[start]

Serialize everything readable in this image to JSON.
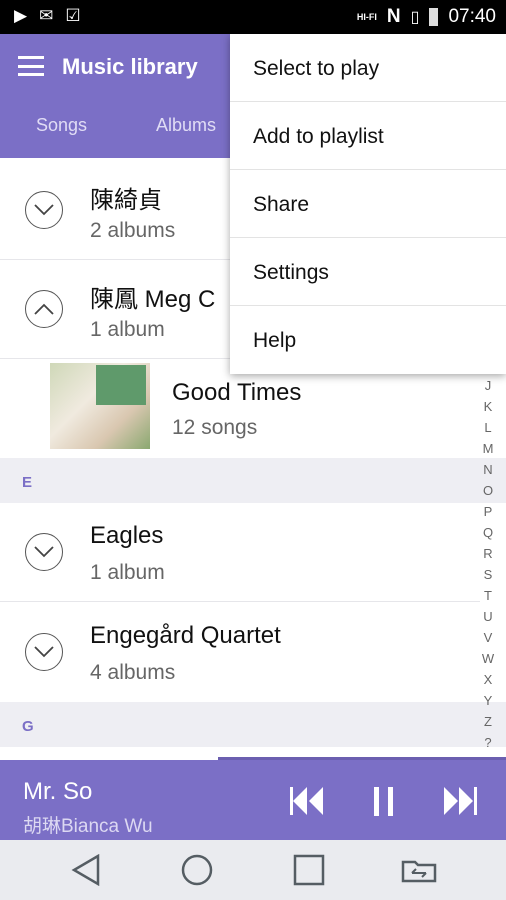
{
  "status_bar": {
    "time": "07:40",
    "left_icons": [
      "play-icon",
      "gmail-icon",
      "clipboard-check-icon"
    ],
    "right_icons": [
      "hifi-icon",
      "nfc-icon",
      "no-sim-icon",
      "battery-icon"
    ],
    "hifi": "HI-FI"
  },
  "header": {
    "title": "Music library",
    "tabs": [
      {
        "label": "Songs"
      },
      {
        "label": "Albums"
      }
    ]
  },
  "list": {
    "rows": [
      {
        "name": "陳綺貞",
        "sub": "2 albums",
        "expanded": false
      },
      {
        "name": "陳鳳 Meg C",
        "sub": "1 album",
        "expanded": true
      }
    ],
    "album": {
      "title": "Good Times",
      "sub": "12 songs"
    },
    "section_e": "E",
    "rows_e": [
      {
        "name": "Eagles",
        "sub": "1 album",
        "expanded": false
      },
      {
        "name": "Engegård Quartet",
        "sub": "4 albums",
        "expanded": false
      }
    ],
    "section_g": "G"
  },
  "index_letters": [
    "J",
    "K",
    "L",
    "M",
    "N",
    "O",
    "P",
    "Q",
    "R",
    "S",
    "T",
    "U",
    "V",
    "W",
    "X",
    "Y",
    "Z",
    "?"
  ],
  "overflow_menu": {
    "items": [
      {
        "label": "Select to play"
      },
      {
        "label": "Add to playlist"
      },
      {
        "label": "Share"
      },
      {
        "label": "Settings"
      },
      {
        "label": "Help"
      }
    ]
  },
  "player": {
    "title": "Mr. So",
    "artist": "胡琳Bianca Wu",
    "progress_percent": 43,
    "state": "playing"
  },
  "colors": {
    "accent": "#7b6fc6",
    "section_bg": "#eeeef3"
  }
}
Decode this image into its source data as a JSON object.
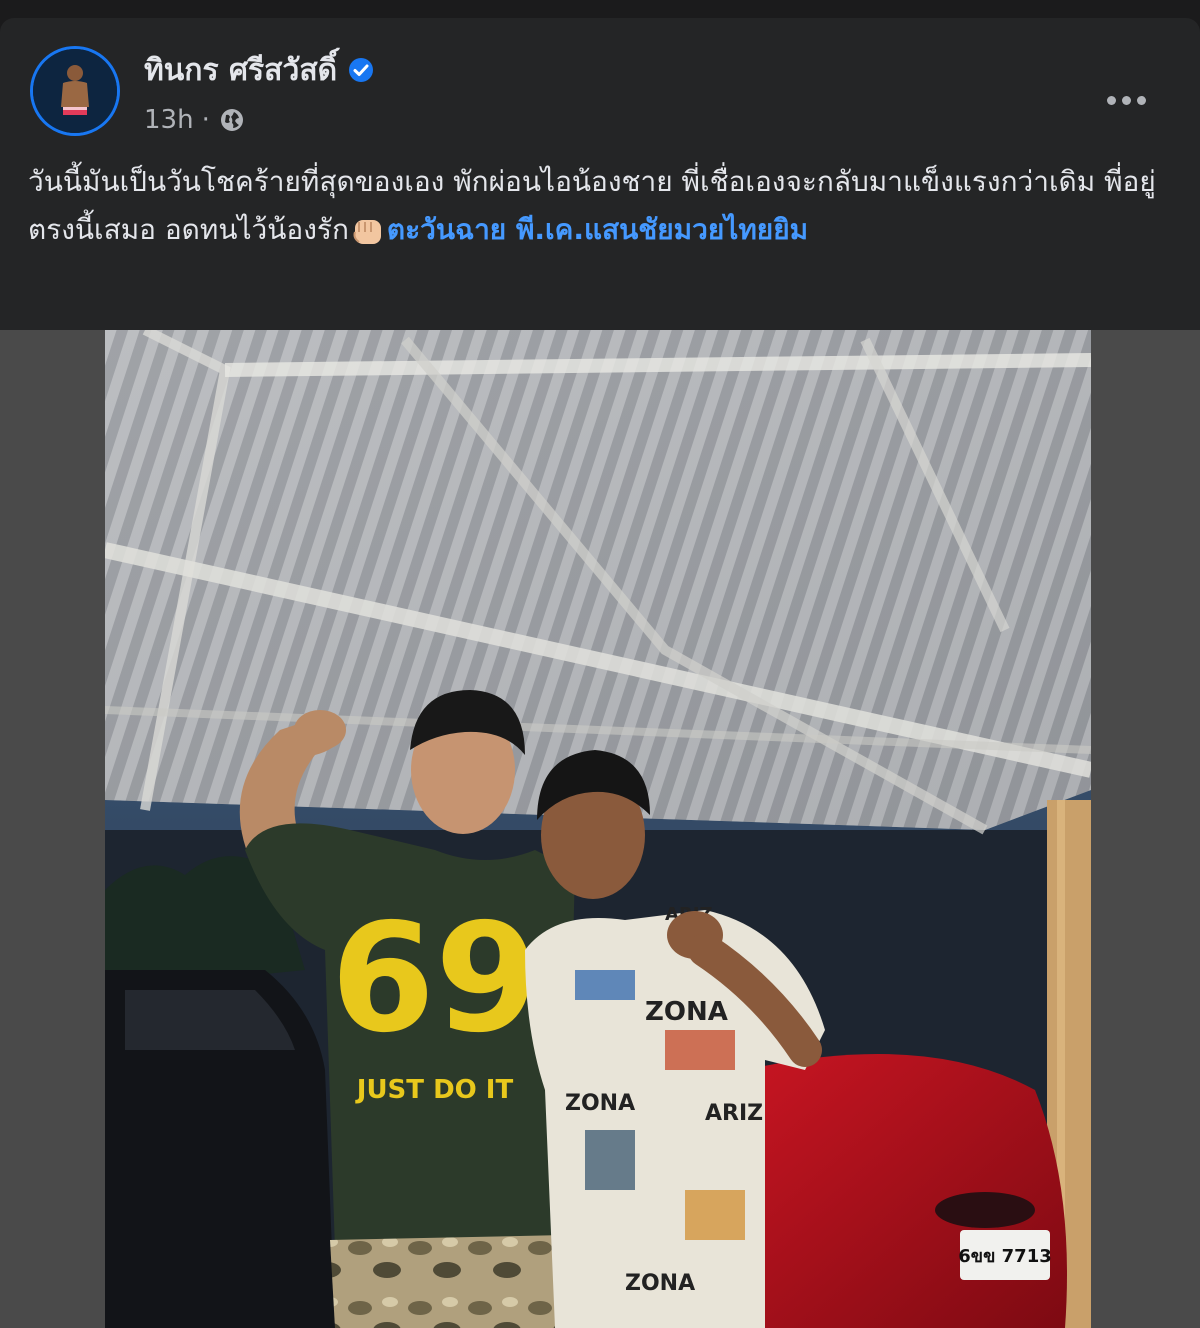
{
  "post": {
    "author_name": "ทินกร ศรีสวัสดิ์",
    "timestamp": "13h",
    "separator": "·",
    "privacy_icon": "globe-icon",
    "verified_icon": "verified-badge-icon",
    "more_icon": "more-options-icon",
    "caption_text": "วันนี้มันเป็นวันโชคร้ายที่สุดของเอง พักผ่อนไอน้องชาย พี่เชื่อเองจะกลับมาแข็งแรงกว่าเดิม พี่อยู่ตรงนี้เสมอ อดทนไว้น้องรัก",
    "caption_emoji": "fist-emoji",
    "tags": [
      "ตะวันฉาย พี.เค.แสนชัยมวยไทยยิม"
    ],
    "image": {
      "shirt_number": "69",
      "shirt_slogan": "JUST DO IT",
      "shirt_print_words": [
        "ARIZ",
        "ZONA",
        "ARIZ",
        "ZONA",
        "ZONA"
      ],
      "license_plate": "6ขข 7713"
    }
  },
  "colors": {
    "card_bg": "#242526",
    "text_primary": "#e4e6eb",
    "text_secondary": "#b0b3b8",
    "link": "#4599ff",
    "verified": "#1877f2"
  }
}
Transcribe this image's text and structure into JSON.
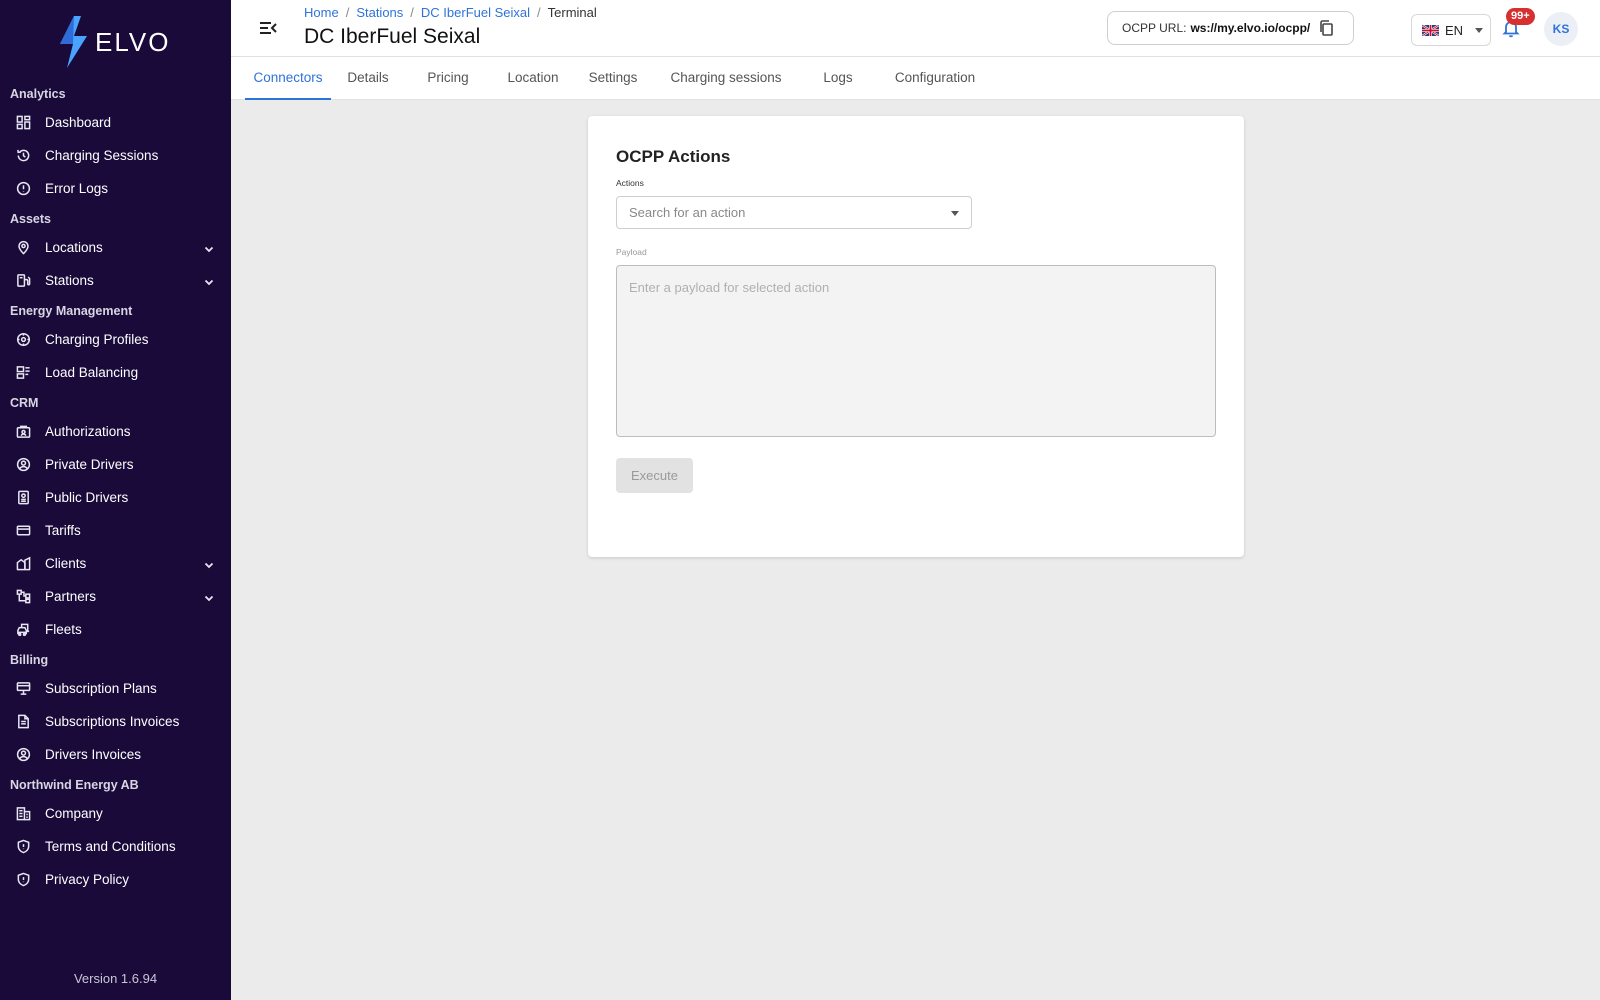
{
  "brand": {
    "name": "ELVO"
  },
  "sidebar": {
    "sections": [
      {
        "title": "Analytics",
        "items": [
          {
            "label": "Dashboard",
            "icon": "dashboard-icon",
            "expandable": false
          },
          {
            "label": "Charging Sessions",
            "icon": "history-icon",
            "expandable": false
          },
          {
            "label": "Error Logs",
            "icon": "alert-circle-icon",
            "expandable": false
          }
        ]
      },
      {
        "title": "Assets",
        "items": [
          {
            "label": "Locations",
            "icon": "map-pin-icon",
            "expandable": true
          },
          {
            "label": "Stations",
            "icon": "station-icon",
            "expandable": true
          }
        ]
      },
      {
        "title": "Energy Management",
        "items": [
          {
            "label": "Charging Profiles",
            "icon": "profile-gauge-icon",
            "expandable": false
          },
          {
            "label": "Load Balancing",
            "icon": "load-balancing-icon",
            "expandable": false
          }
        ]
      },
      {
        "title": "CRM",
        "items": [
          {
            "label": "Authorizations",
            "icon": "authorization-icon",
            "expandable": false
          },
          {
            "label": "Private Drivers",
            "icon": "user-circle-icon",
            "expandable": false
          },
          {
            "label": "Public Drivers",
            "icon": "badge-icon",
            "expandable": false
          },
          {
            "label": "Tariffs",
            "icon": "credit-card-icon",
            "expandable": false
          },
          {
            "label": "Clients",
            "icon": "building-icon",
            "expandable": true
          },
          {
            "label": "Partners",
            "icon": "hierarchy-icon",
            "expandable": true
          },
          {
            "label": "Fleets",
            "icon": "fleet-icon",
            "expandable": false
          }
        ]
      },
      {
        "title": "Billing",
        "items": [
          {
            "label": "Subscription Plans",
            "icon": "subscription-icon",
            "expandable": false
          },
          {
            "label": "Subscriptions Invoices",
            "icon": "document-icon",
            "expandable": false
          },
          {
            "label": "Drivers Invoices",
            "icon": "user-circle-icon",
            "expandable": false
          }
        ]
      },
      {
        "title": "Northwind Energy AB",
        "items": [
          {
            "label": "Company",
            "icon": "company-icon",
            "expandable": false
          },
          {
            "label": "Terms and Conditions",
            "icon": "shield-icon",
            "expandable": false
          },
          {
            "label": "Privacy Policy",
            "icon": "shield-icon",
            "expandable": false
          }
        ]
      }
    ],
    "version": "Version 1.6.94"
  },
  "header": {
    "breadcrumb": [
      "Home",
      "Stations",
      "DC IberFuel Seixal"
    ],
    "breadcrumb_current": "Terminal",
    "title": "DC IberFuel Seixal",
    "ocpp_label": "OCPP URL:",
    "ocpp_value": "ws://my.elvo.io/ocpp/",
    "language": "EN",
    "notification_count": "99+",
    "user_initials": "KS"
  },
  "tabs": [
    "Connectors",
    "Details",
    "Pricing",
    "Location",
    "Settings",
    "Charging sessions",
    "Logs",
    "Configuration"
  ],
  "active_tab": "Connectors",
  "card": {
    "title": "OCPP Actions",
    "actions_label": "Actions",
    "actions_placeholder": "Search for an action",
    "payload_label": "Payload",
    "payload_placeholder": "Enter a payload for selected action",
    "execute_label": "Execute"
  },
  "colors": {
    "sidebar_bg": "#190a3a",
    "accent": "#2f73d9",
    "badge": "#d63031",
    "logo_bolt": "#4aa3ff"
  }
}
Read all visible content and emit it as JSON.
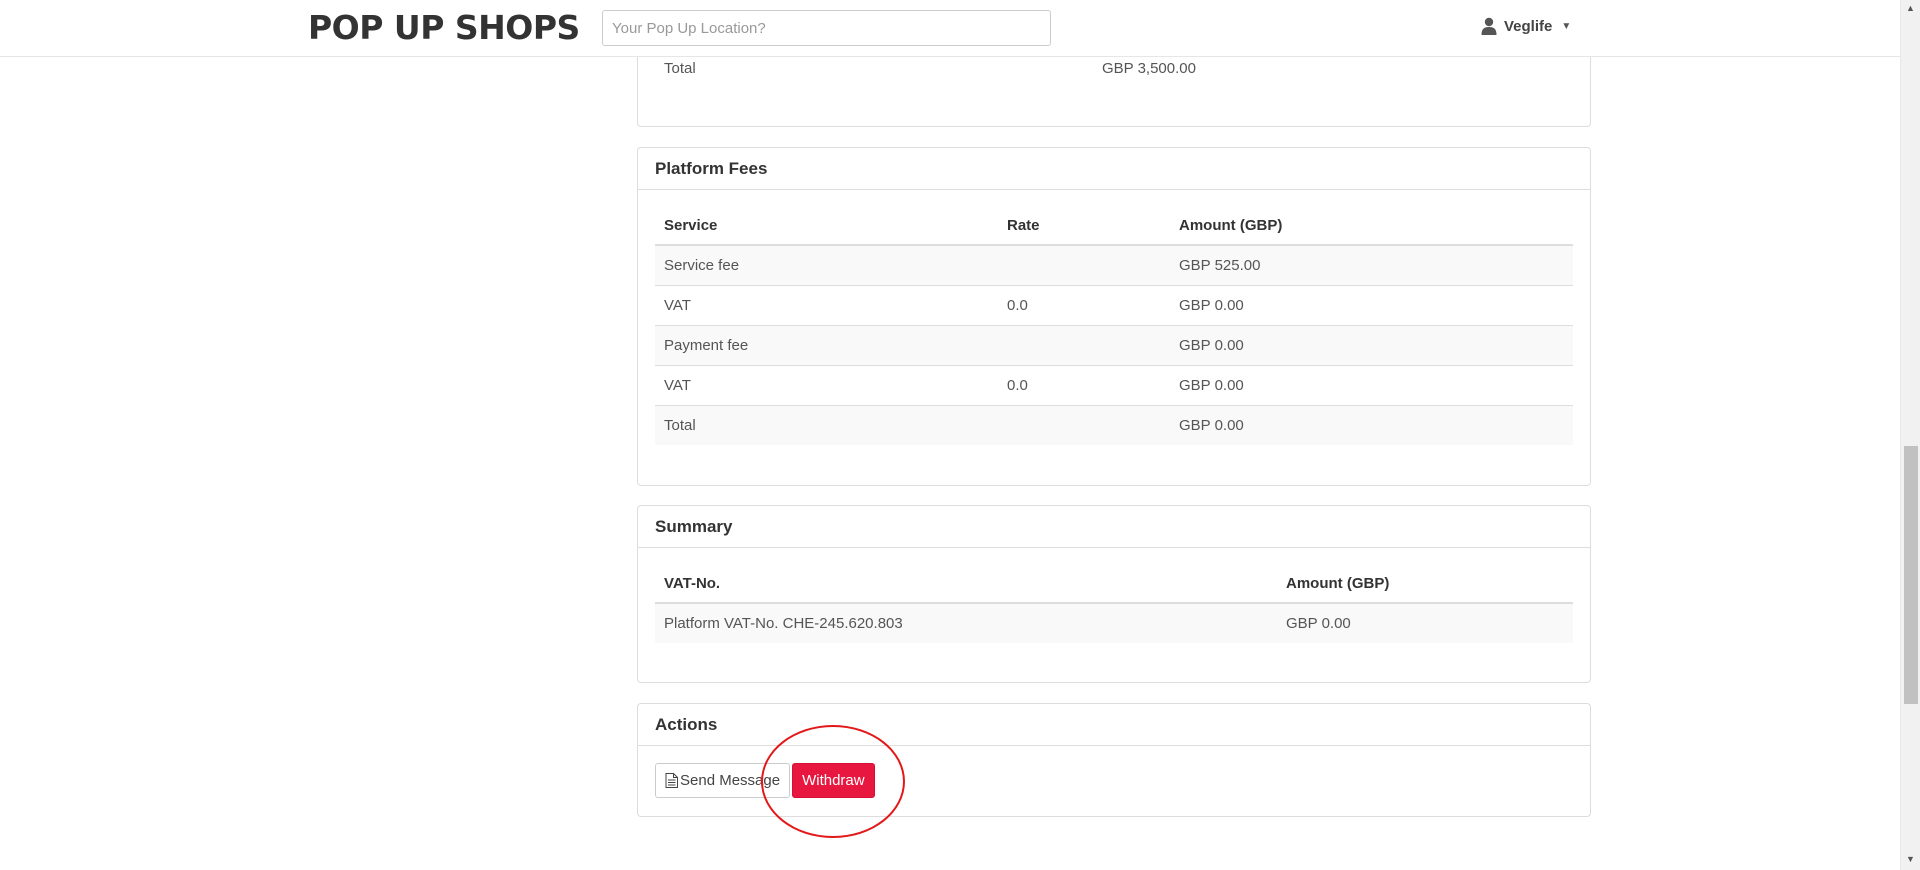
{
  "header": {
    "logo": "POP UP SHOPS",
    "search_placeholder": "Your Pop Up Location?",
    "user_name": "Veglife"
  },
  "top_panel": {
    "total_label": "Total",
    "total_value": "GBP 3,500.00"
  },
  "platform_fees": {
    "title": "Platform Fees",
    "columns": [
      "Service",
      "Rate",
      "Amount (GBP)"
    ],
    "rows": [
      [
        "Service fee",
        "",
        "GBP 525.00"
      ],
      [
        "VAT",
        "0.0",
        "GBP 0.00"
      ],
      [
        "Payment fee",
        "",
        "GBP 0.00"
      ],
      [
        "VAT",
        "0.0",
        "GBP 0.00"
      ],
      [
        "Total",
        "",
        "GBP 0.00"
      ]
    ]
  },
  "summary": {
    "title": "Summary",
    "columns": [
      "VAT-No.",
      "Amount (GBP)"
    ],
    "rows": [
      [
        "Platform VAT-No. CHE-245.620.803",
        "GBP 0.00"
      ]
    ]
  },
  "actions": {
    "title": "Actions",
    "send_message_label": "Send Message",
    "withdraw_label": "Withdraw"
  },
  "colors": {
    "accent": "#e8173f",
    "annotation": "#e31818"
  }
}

[end]

- TASK GOAL -
Within the listing above, find every line containing the string "IberFuel" and return it.

- OUTPUT OF THE TASK -
      "DC IberFuel Seixal"
    "title": "DC IberFuel Seixal",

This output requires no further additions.